:: Data in this exercise
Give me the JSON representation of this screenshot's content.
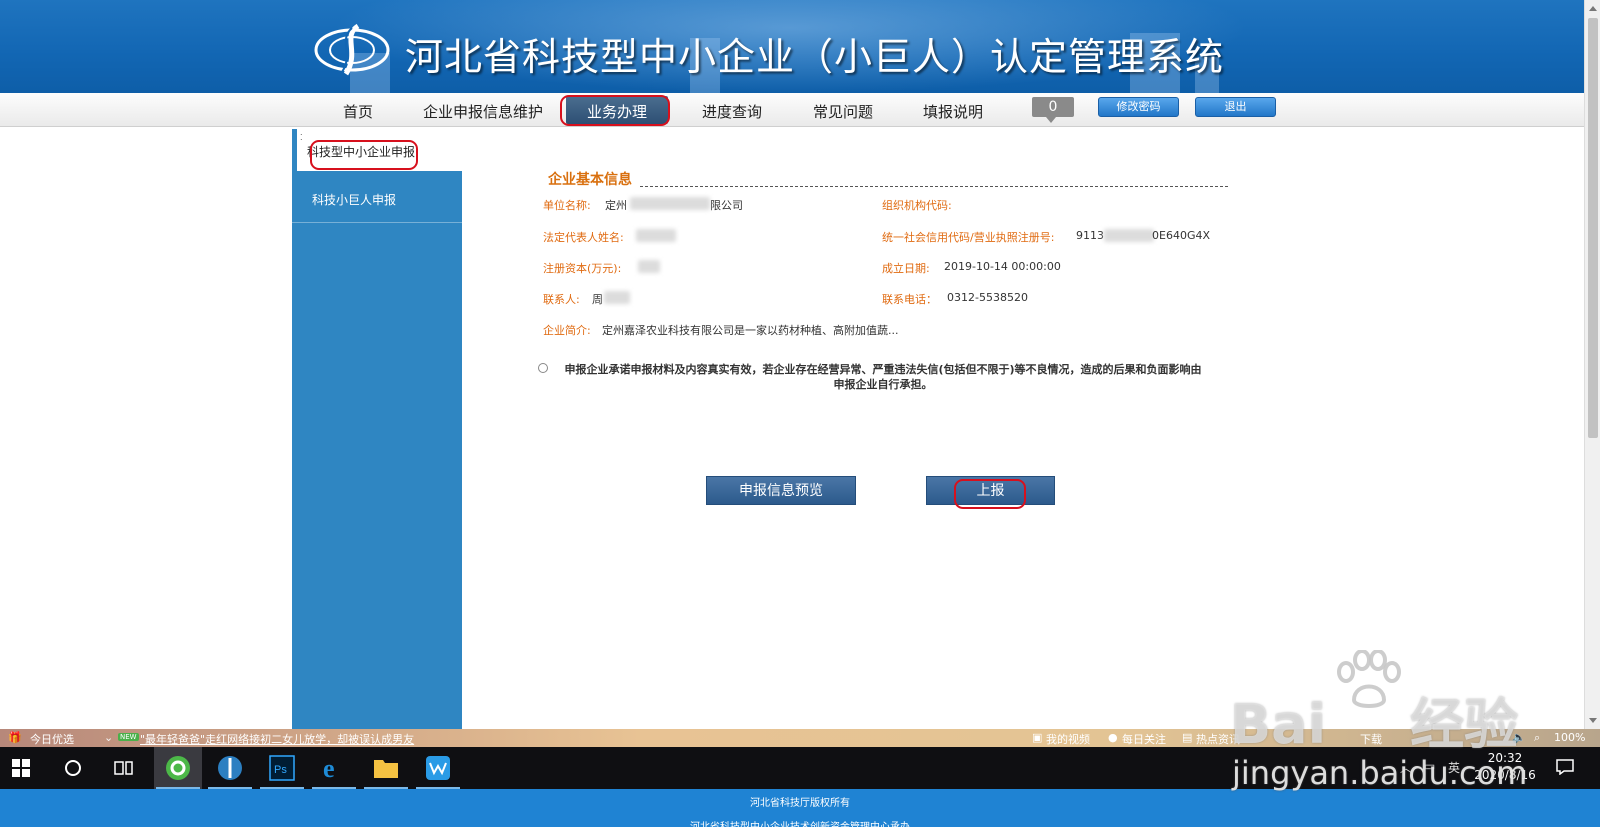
{
  "banner": {
    "title": "河北省科技型中小企业（小巨人）认定管理系统"
  },
  "nav": {
    "items": [
      "首页",
      "企业申报信息维护",
      "业务办理",
      "进度查询",
      "常见问题",
      "填报说明"
    ],
    "message_count": "0",
    "change_password": "修改密码",
    "logout": "退出"
  },
  "sidebar": {
    "items": [
      "科技型中小企业申报",
      "科技小巨人申报"
    ]
  },
  "info": {
    "section_title": "企业基本信息",
    "company_name_label": "单位名称:",
    "company_name_value_a": "定州",
    "company_name_value_b": "限公司",
    "org_code_label": "组织机构代码:",
    "legal_rep_label": "法定代表人姓名:",
    "credit_code_label": "统一社会信用代码/营业执照注册号:",
    "credit_code_value_a": "9113",
    "credit_code_value_b": "0E640G4X",
    "capital_label": "注册资本(万元):",
    "founded_label": "成立日期:",
    "founded_value": "2019-10-14 00:00:00",
    "contact_label": "联系人:",
    "contact_value": "周",
    "phone_label": "联系电话：",
    "phone_value": "0312-5538520",
    "intro_label": "企业简介:",
    "intro_value": "定州嘉泽农业科技有限公司是一家以药材种植、高附加值蔬..."
  },
  "pledge": {
    "line1": "申报企业承诺申报材料及内容真实有效，若企业存在经营异常、严重违法失信(包括但不限于)等不良情况，造成的后果和负面影响由",
    "line2": "申报企业自行承担。"
  },
  "actions": {
    "preview": "申报信息预览",
    "submit": "上报"
  },
  "ticker": {
    "channel": "今日优选",
    "new_tag": "NEW",
    "headline": "\"最年轻爸爸\"走红网络接初二女儿放学，却被误认成男友",
    "right_items": [
      "我的视频",
      "每日关注",
      "热点资讯",
      "下载"
    ],
    "zoom": "100%"
  },
  "taskbar": {
    "time": "20:32",
    "date": "2020/8/16",
    "ime": "英"
  },
  "footer": {
    "line1": "河北省科技厅版权所有",
    "line2": "河北省科技型中小企业技术创新资金管理中心承办"
  },
  "watermark": {
    "brand": "Bai",
    "brand2": "经验",
    "url": "jingyan.baidu.com"
  }
}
::::
_Task statement_
Without including any pictures, please restate all the records exactly.

_Response to the exercise_
Give me the JSON representation of this screenshot's content.
{
  "banner": {
    "title": "河北省科技型中小企业（小巨人）认定管理系统"
  },
  "nav": {
    "items": [
      "首页",
      "企业申报信息维护",
      "业务办理",
      "进度查询",
      "常见问题",
      "填报说明"
    ],
    "message_count": "0",
    "change_password": "修改密码",
    "logout": "退出"
  },
  "sidebar": {
    "items": [
      "科技型中小企业申报",
      "科技小巨人申报"
    ]
  },
  "info": {
    "section_title": "企业基本信息",
    "company_name_label": "单位名称:",
    "company_name_value_a": "定州",
    "company_name_value_b": "限公司",
    "org_code_label": "组织机构代码:",
    "legal_rep_label": "法定代表人姓名:",
    "credit_code_label": "统一社会信用代码/营业执照注册号:",
    "credit_code_value_a": "9113",
    "credit_code_value_b": "0E640G4X",
    "capital_label": "注册资本(万元):",
    "founded_label": "成立日期:",
    "founded_value": "2019-10-14 00:00:00",
    "contact_label": "联系人:",
    "contact_value": "周",
    "phone_label": "联系电话：",
    "phone_value": "0312-5538520",
    "intro_label": "企业简介:",
    "intro_value": "定州嘉泽农业科技有限公司是一家以药材种植、高附加值蔬..."
  },
  "pledge": {
    "line1": "申报企业承诺申报材料及内容真实有效，若企业存在经营异常、严重违法失信(包括但不限于)等不良情况，造成的后果和负面影响由",
    "line2": "申报企业自行承担。"
  },
  "actions": {
    "preview": "申报信息预览",
    "submit": "上报"
  },
  "ticker": {
    "channel": "今日优选",
    "new_tag": "NEW",
    "headline": "\"最年轻爸爸\"走红网络接初二女儿放学，却被误认成男友",
    "right_items": [
      "我的视频",
      "每日关注",
      "热点资讯",
      "下载"
    ],
    "zoom": "100%"
  },
  "taskbar": {
    "time": "20:32",
    "date": "2020/8/16",
    "ime": "英"
  },
  "footer": {
    "line1": "河北省科技厅版权所有",
    "line2": "河北省科技型中小企业技术创新资金管理中心承办"
  },
  "watermark": {
    "brand": "Bai",
    "brand2": "经验",
    "url": "jingyan.baidu.com"
  }
}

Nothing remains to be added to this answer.